Exercise aim:
The entries below should be given again exactly, minus their pictures.

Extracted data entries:
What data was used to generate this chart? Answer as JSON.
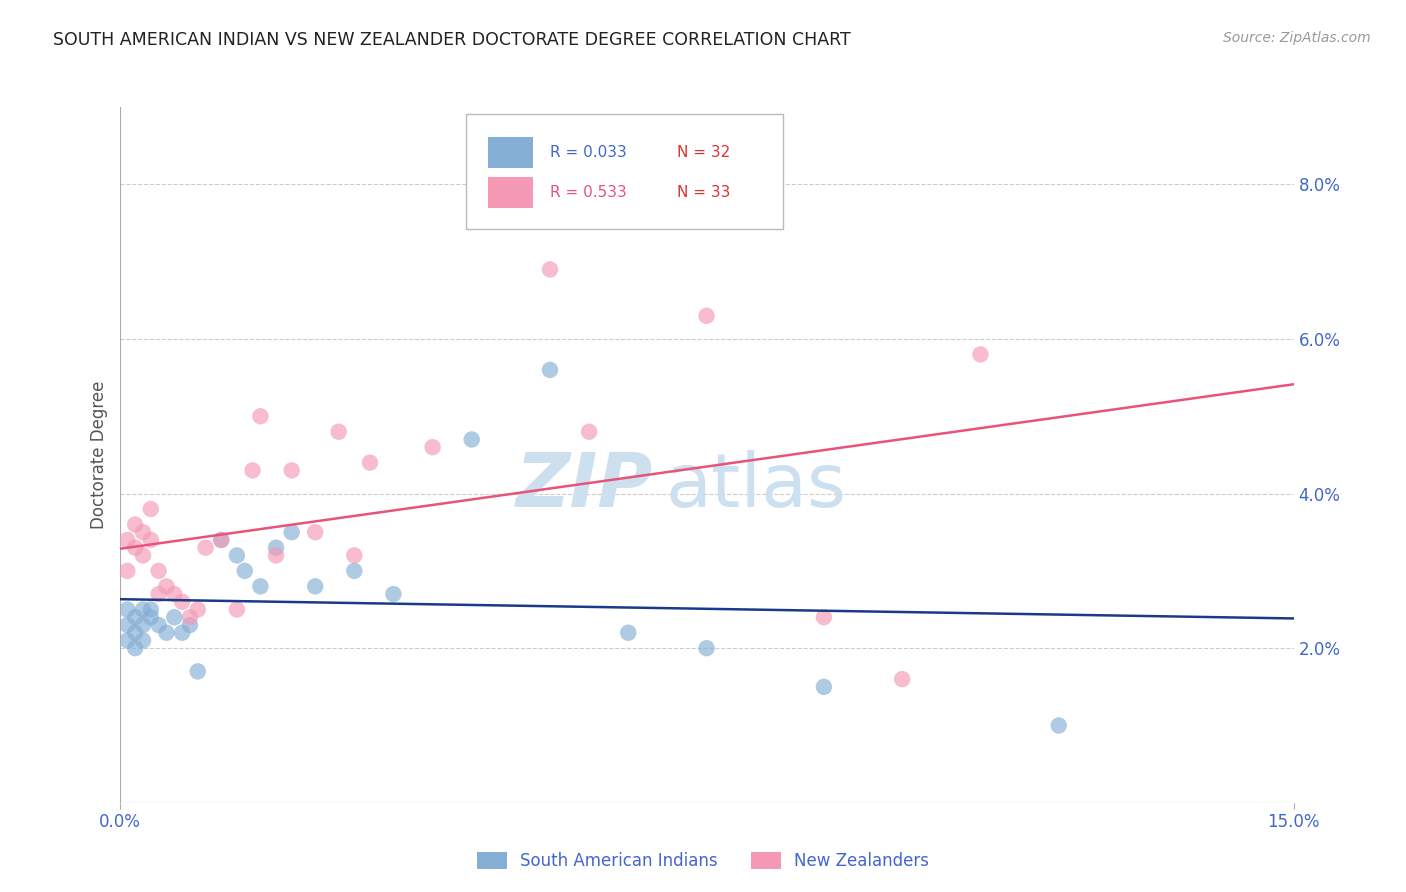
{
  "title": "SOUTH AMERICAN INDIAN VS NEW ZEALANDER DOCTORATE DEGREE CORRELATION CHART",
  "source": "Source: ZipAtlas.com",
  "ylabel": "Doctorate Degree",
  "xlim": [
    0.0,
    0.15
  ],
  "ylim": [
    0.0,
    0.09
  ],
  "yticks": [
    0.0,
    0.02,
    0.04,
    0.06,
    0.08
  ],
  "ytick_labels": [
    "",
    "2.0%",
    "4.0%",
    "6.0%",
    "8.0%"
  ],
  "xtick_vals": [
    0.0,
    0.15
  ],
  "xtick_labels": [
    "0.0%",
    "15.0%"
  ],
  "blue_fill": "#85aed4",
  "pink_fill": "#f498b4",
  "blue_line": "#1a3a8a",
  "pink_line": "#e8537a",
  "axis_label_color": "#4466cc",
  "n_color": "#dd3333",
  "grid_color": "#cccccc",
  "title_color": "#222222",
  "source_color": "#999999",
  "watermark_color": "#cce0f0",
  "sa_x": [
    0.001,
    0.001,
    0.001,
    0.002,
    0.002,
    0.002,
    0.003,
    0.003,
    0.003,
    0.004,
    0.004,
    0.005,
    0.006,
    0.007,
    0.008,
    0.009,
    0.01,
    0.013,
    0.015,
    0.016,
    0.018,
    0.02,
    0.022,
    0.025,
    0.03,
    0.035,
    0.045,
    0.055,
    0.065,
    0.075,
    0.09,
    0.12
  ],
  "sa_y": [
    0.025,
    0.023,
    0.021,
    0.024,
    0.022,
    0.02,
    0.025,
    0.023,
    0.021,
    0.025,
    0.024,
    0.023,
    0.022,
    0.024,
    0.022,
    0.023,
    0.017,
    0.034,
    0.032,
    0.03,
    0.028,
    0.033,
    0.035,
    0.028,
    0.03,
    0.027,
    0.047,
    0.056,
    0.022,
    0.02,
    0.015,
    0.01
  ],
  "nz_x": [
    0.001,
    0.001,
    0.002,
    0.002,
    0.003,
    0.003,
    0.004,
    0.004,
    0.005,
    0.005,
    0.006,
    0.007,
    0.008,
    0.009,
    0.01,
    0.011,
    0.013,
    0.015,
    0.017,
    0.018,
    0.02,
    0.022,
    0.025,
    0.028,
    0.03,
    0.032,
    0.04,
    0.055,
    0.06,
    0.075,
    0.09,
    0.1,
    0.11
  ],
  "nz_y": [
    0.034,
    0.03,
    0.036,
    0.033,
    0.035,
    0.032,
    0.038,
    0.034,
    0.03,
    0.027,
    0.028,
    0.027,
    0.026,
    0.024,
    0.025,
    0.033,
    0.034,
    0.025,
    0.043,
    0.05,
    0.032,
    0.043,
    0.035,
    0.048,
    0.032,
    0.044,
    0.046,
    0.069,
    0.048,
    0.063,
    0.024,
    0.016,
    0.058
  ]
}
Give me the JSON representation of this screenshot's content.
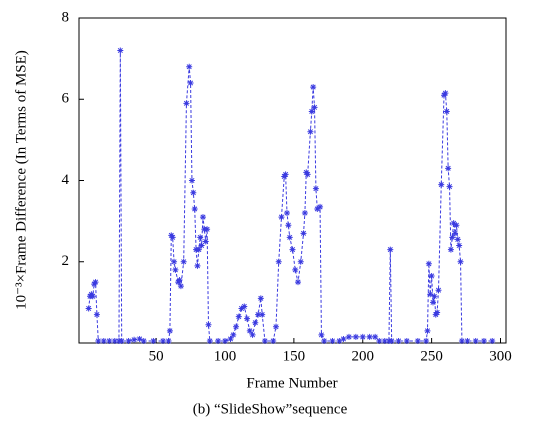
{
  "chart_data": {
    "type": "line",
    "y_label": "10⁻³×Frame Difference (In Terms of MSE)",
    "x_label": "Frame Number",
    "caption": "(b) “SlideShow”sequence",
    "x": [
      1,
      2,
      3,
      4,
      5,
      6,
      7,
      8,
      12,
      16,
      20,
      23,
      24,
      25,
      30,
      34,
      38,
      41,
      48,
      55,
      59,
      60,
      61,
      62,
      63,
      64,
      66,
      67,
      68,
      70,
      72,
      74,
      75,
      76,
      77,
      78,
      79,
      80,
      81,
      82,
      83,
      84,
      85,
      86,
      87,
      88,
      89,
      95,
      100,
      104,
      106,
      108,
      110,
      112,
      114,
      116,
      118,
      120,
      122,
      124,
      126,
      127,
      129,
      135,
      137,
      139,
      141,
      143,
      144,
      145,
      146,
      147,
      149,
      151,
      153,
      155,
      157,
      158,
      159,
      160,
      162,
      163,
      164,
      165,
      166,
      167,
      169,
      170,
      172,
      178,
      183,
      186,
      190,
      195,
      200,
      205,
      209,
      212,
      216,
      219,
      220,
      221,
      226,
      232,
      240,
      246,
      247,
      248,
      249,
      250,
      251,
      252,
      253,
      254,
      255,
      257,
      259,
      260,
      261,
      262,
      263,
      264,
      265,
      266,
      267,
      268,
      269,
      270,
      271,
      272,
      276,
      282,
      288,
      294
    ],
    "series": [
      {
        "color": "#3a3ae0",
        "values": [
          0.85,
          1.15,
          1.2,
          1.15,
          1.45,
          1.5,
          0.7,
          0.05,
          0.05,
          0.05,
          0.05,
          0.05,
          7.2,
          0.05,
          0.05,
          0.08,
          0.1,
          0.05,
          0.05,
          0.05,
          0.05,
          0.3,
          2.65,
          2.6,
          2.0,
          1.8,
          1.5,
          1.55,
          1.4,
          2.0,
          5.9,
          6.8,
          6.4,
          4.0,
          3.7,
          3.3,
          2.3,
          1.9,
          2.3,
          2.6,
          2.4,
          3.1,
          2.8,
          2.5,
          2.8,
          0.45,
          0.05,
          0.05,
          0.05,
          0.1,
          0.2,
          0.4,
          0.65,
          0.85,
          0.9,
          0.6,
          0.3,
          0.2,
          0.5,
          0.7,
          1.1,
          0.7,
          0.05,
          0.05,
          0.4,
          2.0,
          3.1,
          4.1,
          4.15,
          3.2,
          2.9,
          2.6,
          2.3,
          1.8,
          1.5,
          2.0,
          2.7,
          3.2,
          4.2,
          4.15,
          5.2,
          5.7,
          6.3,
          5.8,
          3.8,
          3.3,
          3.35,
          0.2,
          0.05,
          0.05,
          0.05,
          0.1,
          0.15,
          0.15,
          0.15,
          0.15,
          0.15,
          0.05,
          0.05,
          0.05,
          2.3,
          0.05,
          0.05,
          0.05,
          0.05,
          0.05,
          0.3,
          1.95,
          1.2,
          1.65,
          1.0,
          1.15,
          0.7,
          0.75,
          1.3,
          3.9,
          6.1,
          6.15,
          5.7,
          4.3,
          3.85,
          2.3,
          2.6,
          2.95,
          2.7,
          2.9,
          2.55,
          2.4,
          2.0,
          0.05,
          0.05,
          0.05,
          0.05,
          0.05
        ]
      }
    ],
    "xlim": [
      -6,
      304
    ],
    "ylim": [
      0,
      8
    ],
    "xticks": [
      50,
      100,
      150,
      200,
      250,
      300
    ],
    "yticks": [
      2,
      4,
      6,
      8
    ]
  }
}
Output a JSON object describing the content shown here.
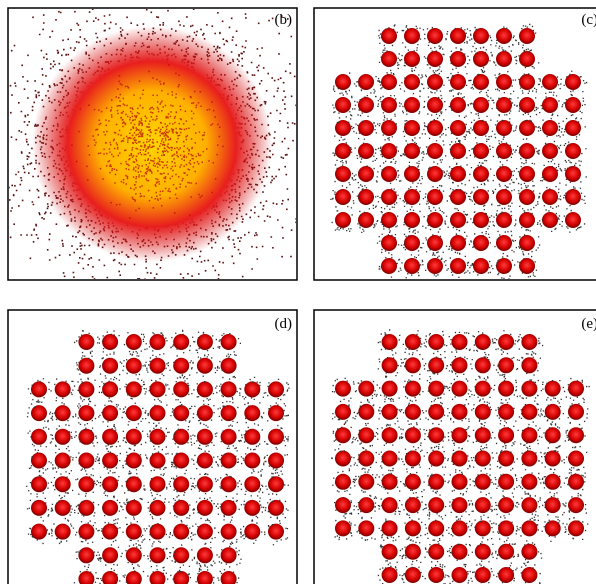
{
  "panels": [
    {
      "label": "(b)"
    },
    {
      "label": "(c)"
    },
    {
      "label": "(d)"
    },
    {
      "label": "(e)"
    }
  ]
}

Reply to the task:
What data was used to generate this chart? Answer as JSON.
{
  "title": "SOUTH AMERICAN INDIAN VS NEW ZEALANDER DOCTORATE DEGREE CORRELATION CHART",
  "source": "Source: ZipAtlas.com",
  "ylabel": "Doctorate Degree",
  "xlim": [
    0.0,
    0.15
  ],
  "ylim": [
    0.0,
    0.09
  ],
  "yticks": [
    0.0,
    0.02,
    0.04,
    0.06,
    0.08
  ],
  "ytick_labels": [
    "",
    "2.0%",
    "4.0%",
    "6.0%",
    "8.0%"
  ],
  "xtick_vals": [
    0.0,
    0.15
  ],
  "xtick_labels": [
    "0.0%",
    "15.0%"
  ],
  "blue_fill": "#85aed4",
  "pink_fill": "#f498b4",
  "blue_line": "#1a3a8a",
  "pink_line": "#e8537a",
  "axis_label_color": "#4466cc",
  "n_color": "#dd3333",
  "grid_color": "#cccccc",
  "title_color": "#222222",
  "source_color": "#999999",
  "watermark_color": "#cce0f0",
  "sa_x": [
    0.001,
    0.001,
    0.001,
    0.002,
    0.002,
    0.002,
    0.003,
    0.003,
    0.003,
    0.004,
    0.004,
    0.005,
    0.006,
    0.007,
    0.008,
    0.009,
    0.01,
    0.013,
    0.015,
    0.016,
    0.018,
    0.02,
    0.022,
    0.025,
    0.03,
    0.035,
    0.045,
    0.055,
    0.065,
    0.075,
    0.09,
    0.12
  ],
  "sa_y": [
    0.025,
    0.023,
    0.021,
    0.024,
    0.022,
    0.02,
    0.025,
    0.023,
    0.021,
    0.025,
    0.024,
    0.023,
    0.022,
    0.024,
    0.022,
    0.023,
    0.017,
    0.034,
    0.032,
    0.03,
    0.028,
    0.033,
    0.035,
    0.028,
    0.03,
    0.027,
    0.047,
    0.056,
    0.022,
    0.02,
    0.015,
    0.01
  ],
  "nz_x": [
    0.001,
    0.001,
    0.002,
    0.002,
    0.003,
    0.003,
    0.004,
    0.004,
    0.005,
    0.005,
    0.006,
    0.007,
    0.008,
    0.009,
    0.01,
    0.011,
    0.013,
    0.015,
    0.017,
    0.018,
    0.02,
    0.022,
    0.025,
    0.028,
    0.03,
    0.032,
    0.04,
    0.055,
    0.06,
    0.075,
    0.09,
    0.1,
    0.11
  ],
  "nz_y": [
    0.034,
    0.03,
    0.036,
    0.033,
    0.035,
    0.032,
    0.038,
    0.034,
    0.03,
    0.027,
    0.028,
    0.027,
    0.026,
    0.024,
    0.025,
    0.033,
    0.034,
    0.025,
    0.043,
    0.05,
    0.032,
    0.043,
    0.035,
    0.048,
    0.032,
    0.044,
    0.046,
    0.069,
    0.048,
    0.063,
    0.024,
    0.016,
    0.058
  ]
}
Give me the JSON representation of this screenshot's content.
{
  "chart_data": {
    "type": "line",
    "y_label": "10⁻³×Frame Difference (In Terms of MSE)",
    "x_label": "Frame Number",
    "caption": "(b) “SlideShow”sequence",
    "x": [
      1,
      2,
      3,
      4,
      5,
      6,
      7,
      8,
      12,
      16,
      20,
      23,
      24,
      25,
      30,
      34,
      38,
      41,
      48,
      55,
      59,
      60,
      61,
      62,
      63,
      64,
      66,
      67,
      68,
      70,
      72,
      74,
      75,
      76,
      77,
      78,
      79,
      80,
      81,
      82,
      83,
      84,
      85,
      86,
      87,
      88,
      89,
      95,
      100,
      104,
      106,
      108,
      110,
      112,
      114,
      116,
      118,
      120,
      122,
      124,
      126,
      127,
      129,
      135,
      137,
      139,
      141,
      143,
      144,
      145,
      146,
      147,
      149,
      151,
      153,
      155,
      157,
      158,
      159,
      160,
      162,
      163,
      164,
      165,
      166,
      167,
      169,
      170,
      172,
      178,
      183,
      186,
      190,
      195,
      200,
      205,
      209,
      212,
      216,
      219,
      220,
      221,
      226,
      232,
      240,
      246,
      247,
      248,
      249,
      250,
      251,
      252,
      253,
      254,
      255,
      257,
      259,
      260,
      261,
      262,
      263,
      264,
      265,
      266,
      267,
      268,
      269,
      270,
      271,
      272,
      276,
      282,
      288,
      294
    ],
    "series": [
      {
        "color": "#3a3ae0",
        "values": [
          0.85,
          1.15,
          1.2,
          1.15,
          1.45,
          1.5,
          0.7,
          0.05,
          0.05,
          0.05,
          0.05,
          0.05,
          7.2,
          0.05,
          0.05,
          0.08,
          0.1,
          0.05,
          0.05,
          0.05,
          0.05,
          0.3,
          2.65,
          2.6,
          2.0,
          1.8,
          1.5,
          1.55,
          1.4,
          2.0,
          5.9,
          6.8,
          6.4,
          4.0,
          3.7,
          3.3,
          2.3,
          1.9,
          2.3,
          2.6,
          2.4,
          3.1,
          2.8,
          2.5,
          2.8,
          0.45,
          0.05,
          0.05,
          0.05,
          0.1,
          0.2,
          0.4,
          0.65,
          0.85,
          0.9,
          0.6,
          0.3,
          0.2,
          0.5,
          0.7,
          1.1,
          0.7,
          0.05,
          0.05,
          0.4,
          2.0,
          3.1,
          4.1,
          4.15,
          3.2,
          2.9,
          2.6,
          2.3,
          1.8,
          1.5,
          2.0,
          2.7,
          3.2,
          4.2,
          4.15,
          5.2,
          5.7,
          6.3,
          5.8,
          3.8,
          3.3,
          3.35,
          0.2,
          0.05,
          0.05,
          0.05,
          0.1,
          0.15,
          0.15,
          0.15,
          0.15,
          0.15,
          0.05,
          0.05,
          0.05,
          2.3,
          0.05,
          0.05,
          0.05,
          0.05,
          0.05,
          0.3,
          1.95,
          1.2,
          1.65,
          1.0,
          1.15,
          0.7,
          0.75,
          1.3,
          3.9,
          6.1,
          6.15,
          5.7,
          4.3,
          3.85,
          2.3,
          2.6,
          2.95,
          2.7,
          2.9,
          2.55,
          2.4,
          2.0,
          0.05,
          0.05,
          0.05,
          0.05,
          0.05
        ]
      }
    ],
    "xlim": [
      -6,
      304
    ],
    "ylim": [
      0,
      8
    ],
    "xticks": [
      50,
      100,
      150,
      200,
      250,
      300
    ],
    "yticks": [
      2,
      4,
      6,
      8
    ]
  }
}
Output a JSON object describing the content shown here.
{
  "panels": [
    {
      "label": "(b)"
    },
    {
      "label": "(c)"
    },
    {
      "label": "(d)"
    },
    {
      "label": "(e)"
    }
  ]
}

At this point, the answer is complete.